# Written exercise:
Look for "General" in each line of the entries, and return the matching lines.

# Records:
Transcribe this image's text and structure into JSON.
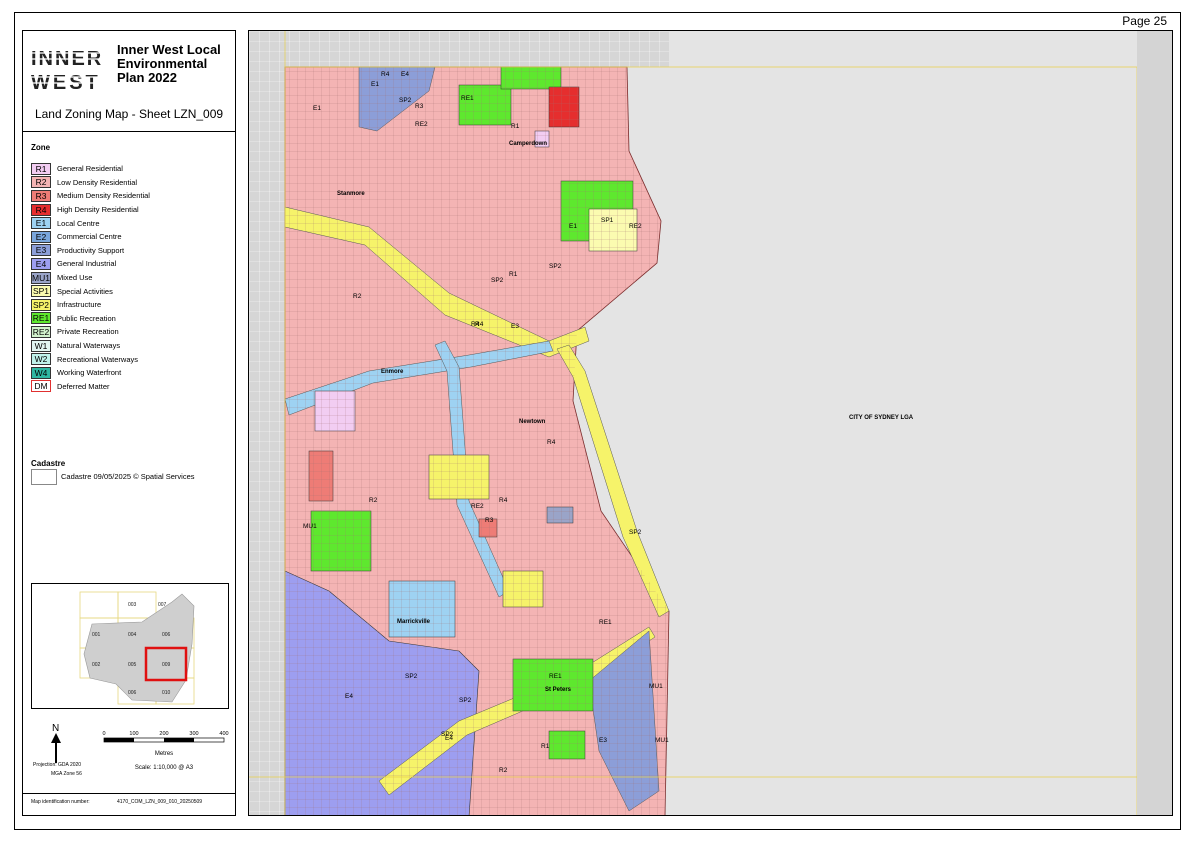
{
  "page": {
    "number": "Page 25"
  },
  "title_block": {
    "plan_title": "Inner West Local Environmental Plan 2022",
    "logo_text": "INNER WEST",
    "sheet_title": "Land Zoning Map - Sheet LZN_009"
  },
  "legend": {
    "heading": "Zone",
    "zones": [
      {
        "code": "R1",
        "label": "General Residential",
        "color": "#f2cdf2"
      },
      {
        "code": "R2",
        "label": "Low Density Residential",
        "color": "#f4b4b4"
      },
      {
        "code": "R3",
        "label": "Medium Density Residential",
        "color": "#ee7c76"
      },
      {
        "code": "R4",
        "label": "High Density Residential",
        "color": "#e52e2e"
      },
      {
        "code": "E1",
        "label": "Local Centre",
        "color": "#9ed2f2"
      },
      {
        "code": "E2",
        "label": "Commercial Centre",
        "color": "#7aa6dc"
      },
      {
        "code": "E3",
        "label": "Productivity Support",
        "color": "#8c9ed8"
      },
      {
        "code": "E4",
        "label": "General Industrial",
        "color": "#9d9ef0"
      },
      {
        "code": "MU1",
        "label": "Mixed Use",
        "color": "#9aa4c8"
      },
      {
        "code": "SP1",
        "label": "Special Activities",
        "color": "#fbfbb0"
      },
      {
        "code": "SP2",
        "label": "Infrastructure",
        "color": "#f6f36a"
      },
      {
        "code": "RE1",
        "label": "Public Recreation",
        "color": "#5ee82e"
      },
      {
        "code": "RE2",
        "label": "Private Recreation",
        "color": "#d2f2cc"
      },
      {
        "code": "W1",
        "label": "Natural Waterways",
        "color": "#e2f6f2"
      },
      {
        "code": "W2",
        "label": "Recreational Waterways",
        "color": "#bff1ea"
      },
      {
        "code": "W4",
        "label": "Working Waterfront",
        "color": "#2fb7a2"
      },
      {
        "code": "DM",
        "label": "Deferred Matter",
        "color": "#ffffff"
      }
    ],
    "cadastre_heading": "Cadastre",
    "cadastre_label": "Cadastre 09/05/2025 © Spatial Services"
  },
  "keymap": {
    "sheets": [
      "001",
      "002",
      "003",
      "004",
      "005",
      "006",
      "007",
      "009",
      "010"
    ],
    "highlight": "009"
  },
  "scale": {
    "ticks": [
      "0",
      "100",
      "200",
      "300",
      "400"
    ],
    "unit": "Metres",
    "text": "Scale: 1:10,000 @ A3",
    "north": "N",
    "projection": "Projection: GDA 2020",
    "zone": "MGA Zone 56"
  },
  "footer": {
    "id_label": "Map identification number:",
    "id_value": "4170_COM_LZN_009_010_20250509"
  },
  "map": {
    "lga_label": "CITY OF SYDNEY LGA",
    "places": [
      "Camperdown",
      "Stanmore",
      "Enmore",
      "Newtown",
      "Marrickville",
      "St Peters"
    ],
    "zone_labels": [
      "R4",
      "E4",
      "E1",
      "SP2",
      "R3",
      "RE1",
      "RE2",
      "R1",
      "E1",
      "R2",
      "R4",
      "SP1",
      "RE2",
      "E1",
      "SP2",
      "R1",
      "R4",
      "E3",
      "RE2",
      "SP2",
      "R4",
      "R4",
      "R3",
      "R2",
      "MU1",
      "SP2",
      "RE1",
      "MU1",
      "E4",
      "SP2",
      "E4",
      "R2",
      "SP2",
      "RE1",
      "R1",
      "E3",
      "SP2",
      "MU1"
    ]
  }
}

--

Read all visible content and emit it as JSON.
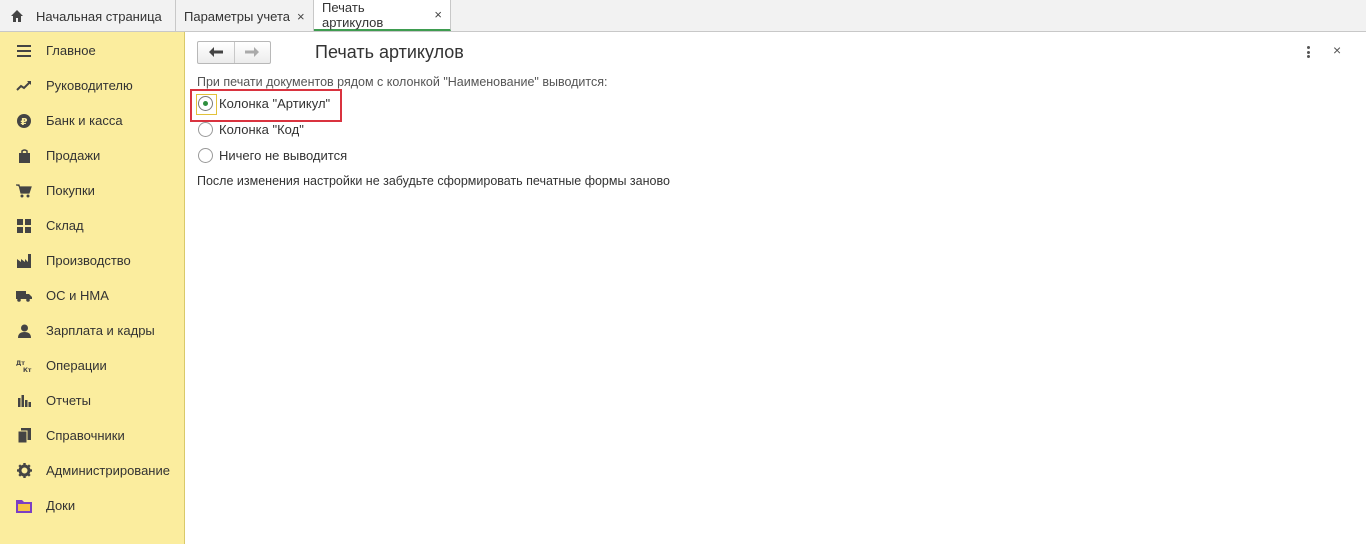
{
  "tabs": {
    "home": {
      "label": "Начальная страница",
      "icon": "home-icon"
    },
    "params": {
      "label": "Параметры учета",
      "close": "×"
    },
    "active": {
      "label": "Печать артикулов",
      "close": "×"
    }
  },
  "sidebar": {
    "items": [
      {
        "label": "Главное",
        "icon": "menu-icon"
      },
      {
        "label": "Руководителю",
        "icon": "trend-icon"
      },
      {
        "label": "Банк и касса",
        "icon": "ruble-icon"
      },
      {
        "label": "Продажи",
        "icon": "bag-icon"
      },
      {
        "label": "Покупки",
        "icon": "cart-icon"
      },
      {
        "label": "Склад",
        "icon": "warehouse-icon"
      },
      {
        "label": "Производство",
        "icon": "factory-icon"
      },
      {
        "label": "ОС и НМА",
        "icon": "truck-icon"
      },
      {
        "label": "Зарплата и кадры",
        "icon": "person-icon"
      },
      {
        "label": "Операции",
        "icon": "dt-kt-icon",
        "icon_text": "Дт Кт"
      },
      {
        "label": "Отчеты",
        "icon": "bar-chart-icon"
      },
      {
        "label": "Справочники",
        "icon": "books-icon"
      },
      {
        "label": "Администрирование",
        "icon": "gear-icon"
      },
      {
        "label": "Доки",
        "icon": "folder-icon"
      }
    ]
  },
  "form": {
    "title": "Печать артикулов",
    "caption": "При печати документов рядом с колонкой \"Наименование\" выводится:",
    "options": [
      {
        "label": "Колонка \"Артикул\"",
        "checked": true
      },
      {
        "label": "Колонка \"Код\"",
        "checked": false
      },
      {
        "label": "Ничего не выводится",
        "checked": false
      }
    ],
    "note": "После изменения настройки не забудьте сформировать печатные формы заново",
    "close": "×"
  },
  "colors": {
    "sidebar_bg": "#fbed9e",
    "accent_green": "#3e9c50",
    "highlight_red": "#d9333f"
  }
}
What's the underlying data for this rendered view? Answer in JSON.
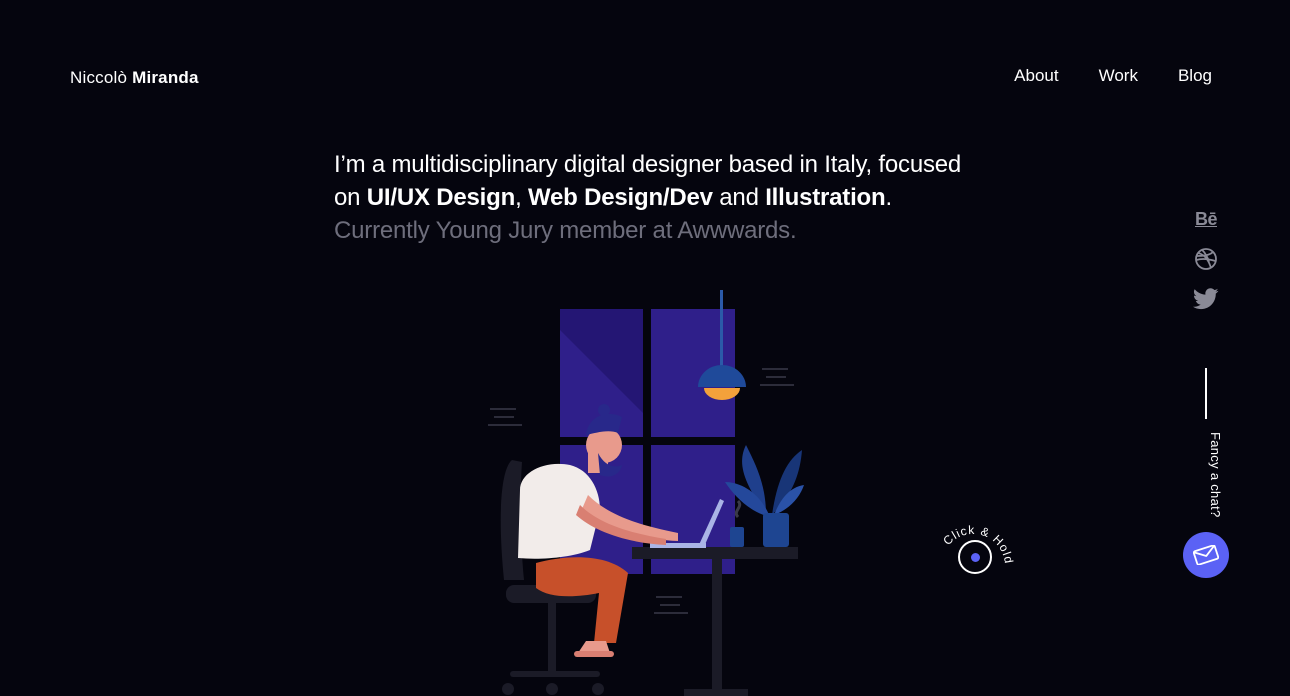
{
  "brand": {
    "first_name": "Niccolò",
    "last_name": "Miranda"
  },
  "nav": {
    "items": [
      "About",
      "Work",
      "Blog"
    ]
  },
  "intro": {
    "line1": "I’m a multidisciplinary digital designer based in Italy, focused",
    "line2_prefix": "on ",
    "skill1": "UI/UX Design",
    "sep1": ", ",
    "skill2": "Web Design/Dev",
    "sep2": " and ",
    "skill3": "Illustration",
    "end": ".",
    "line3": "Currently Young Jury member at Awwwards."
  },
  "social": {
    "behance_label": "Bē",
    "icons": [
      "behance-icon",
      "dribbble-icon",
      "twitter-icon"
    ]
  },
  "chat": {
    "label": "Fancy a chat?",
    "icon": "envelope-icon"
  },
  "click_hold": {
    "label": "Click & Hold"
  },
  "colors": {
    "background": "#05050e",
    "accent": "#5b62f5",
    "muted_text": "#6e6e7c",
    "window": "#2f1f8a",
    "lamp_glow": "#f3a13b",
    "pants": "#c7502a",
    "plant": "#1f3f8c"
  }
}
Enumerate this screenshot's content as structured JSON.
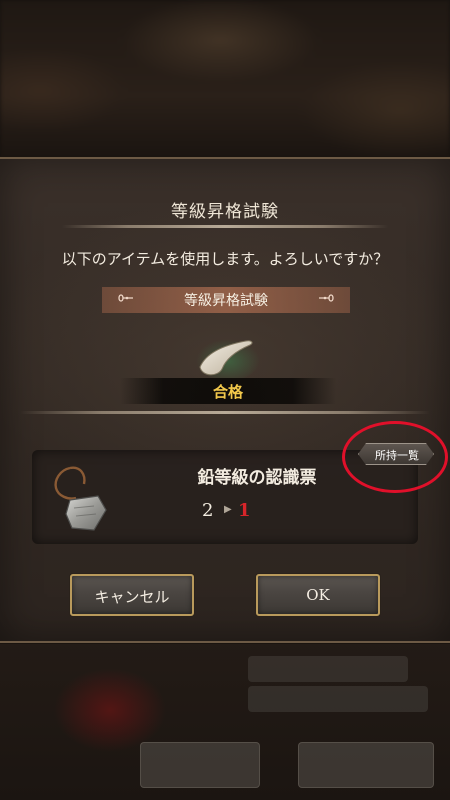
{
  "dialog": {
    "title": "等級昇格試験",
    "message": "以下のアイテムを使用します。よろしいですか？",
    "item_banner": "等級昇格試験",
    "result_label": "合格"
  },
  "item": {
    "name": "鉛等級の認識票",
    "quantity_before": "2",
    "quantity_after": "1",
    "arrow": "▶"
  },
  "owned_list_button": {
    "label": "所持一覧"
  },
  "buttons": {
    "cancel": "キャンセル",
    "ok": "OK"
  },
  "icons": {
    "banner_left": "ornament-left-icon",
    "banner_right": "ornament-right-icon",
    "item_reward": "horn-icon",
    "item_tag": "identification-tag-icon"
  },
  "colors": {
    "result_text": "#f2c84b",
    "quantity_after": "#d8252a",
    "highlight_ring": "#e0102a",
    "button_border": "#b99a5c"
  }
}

# Worked answer:
        "label": "General Residential",
        "label": "General Industrial",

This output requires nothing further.